▶ _Provided entries_:
————
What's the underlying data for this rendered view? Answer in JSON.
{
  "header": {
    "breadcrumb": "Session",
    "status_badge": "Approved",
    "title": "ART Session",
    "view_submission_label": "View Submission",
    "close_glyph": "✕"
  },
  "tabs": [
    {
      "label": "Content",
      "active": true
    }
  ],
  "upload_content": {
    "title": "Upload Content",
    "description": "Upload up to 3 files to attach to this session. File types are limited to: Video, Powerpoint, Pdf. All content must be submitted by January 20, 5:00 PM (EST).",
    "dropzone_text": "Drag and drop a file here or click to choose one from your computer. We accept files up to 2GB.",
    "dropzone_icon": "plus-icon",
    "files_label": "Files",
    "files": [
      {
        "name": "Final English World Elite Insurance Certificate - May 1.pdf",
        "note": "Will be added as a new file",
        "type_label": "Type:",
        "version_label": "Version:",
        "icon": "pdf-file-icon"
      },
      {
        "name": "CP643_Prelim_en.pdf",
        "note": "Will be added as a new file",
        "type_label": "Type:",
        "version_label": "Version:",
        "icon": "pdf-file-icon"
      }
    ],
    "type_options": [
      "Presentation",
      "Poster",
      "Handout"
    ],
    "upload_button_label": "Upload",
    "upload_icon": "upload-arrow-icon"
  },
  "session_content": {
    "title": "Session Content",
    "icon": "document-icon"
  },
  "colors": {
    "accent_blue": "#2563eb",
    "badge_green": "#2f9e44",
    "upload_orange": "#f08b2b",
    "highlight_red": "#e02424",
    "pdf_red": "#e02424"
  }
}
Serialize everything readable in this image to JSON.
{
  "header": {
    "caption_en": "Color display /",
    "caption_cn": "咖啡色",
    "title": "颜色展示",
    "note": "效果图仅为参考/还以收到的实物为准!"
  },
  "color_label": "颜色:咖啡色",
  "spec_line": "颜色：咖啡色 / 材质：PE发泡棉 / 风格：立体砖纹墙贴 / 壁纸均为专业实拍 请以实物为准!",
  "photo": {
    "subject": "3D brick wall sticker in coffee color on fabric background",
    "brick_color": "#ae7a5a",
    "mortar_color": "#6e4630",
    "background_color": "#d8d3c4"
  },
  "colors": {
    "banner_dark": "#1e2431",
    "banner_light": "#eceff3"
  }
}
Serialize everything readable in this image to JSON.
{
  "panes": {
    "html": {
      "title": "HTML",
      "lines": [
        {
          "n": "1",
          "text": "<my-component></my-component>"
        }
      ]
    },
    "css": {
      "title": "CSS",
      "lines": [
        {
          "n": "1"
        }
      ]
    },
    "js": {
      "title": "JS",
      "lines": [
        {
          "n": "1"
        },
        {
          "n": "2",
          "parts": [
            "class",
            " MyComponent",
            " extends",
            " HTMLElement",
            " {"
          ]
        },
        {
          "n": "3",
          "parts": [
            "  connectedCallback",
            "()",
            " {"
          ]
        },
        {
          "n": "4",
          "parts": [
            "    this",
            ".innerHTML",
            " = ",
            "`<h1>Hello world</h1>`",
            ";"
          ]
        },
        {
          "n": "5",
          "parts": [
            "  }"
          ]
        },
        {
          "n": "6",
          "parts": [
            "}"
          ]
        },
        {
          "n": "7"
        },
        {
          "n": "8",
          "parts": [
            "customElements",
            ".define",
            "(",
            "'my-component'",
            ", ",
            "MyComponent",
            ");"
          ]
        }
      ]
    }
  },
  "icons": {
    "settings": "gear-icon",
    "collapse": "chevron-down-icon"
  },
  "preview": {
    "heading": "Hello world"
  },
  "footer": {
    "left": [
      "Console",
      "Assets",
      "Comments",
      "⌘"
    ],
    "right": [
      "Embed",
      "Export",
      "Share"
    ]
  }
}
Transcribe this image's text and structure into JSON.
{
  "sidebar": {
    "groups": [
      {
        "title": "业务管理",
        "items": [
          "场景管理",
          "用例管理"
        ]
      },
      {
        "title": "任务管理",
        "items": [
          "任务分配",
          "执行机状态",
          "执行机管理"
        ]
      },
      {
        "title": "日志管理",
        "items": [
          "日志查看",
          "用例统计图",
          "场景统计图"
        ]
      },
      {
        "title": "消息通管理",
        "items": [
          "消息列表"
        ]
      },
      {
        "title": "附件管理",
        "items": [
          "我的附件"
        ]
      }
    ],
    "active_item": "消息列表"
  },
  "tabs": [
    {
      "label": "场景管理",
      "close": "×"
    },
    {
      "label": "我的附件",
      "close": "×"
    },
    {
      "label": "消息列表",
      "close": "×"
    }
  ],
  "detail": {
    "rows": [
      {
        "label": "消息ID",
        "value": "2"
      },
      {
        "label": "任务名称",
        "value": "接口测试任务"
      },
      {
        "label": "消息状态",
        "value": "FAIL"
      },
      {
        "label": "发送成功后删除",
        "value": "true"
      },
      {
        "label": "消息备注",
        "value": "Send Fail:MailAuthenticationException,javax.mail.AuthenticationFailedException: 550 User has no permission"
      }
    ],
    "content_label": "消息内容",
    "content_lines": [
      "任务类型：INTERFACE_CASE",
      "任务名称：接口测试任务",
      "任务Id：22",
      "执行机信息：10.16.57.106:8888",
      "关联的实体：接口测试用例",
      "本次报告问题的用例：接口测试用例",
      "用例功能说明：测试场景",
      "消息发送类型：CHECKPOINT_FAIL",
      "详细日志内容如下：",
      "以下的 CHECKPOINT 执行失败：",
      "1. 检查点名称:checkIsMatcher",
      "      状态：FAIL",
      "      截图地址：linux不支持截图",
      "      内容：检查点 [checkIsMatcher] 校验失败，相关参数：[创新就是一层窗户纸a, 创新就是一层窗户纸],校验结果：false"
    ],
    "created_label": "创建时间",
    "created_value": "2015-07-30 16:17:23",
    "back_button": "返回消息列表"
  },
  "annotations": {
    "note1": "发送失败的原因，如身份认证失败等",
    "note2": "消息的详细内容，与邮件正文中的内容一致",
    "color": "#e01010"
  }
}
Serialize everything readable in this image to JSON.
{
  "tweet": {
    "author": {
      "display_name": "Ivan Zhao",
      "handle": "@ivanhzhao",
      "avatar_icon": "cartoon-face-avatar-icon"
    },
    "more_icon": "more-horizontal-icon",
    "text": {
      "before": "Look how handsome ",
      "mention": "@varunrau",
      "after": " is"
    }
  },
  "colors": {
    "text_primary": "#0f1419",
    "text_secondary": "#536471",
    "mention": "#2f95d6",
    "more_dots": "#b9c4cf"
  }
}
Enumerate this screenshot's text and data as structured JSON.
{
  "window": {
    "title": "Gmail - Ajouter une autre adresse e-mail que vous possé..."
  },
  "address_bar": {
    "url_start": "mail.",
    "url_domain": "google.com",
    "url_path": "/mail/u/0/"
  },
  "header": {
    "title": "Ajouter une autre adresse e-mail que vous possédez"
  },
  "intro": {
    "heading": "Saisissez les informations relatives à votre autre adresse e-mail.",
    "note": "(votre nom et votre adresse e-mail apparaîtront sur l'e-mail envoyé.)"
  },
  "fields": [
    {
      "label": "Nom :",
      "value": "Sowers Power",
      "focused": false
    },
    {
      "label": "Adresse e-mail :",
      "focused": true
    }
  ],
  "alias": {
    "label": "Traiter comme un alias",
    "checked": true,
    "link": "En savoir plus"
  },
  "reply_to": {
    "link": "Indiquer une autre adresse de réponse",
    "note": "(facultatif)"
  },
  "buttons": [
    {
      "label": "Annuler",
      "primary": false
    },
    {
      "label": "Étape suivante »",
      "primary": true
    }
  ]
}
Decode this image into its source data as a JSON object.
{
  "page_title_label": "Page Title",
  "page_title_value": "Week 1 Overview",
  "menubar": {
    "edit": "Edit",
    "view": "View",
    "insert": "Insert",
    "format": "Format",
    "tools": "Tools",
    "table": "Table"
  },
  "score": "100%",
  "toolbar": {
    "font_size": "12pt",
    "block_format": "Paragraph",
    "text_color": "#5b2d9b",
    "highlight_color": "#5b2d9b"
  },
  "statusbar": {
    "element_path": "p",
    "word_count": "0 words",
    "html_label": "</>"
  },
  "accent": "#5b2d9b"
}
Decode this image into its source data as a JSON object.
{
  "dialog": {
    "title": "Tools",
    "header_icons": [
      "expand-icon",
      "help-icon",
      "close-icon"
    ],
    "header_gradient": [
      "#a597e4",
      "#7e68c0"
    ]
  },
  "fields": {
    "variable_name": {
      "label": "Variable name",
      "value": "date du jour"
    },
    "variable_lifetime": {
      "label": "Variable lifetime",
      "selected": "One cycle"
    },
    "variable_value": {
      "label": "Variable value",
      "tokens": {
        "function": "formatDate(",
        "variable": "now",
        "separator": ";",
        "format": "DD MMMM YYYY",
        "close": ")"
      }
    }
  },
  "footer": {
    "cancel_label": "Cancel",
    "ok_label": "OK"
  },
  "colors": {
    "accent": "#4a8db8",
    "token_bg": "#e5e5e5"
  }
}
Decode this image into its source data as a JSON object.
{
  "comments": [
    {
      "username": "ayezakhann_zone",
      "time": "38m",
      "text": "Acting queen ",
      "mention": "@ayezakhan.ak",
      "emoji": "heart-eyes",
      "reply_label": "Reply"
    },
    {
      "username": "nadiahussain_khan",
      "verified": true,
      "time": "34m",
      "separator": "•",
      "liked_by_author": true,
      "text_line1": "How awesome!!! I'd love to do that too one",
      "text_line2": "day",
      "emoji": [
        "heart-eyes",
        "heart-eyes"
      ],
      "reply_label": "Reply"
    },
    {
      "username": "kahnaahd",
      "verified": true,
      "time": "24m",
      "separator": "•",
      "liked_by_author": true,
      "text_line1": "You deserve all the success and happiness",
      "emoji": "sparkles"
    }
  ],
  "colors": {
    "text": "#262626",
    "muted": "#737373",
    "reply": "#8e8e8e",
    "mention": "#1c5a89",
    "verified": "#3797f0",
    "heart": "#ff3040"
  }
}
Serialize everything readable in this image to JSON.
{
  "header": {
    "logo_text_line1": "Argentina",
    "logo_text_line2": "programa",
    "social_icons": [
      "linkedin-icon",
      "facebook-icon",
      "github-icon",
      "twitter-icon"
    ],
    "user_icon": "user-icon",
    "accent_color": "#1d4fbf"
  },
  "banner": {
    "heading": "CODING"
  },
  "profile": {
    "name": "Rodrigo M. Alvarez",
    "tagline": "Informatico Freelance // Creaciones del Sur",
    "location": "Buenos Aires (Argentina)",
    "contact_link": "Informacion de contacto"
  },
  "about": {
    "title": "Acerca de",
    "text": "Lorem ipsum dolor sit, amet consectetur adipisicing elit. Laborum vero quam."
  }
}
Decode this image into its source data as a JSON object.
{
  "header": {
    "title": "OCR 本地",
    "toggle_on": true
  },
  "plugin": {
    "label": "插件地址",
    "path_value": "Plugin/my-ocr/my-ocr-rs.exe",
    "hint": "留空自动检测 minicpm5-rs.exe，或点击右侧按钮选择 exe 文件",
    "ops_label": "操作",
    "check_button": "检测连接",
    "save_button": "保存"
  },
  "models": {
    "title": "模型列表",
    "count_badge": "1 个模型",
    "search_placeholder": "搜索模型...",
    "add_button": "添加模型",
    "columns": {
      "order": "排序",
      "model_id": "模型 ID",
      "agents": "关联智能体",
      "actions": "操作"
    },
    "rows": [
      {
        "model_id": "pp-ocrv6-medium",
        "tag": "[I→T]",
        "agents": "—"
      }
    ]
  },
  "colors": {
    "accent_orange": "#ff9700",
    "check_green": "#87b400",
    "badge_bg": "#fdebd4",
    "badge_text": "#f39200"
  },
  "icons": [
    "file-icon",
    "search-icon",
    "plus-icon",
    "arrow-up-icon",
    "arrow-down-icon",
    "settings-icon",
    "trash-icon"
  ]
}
————
▶ _Exercise prompt_: From the listing, copy every line where the string "mail" appears.

▶ _Exercise result_:
        "value": "Send Fail:MailAuthenticationException,javax.mail.AuthenticationFailedException: 550 User has no permission"
    "title": "Gmail - Ajouter une autre adresse e-mail que vous possé..."
    "url_start": "mail.",
    "url_path": "/mail/u/0/"
    "title": "Ajouter une autre adresse e-mail que vous possédez"
    "heading": "Saisissez les informations relatives à votre autre adresse e-mail.",
    "note": "(votre nom et votre adresse e-mail apparaîtront sur l'e-mail envoyé.)"
      "label": "Adresse e-mail :",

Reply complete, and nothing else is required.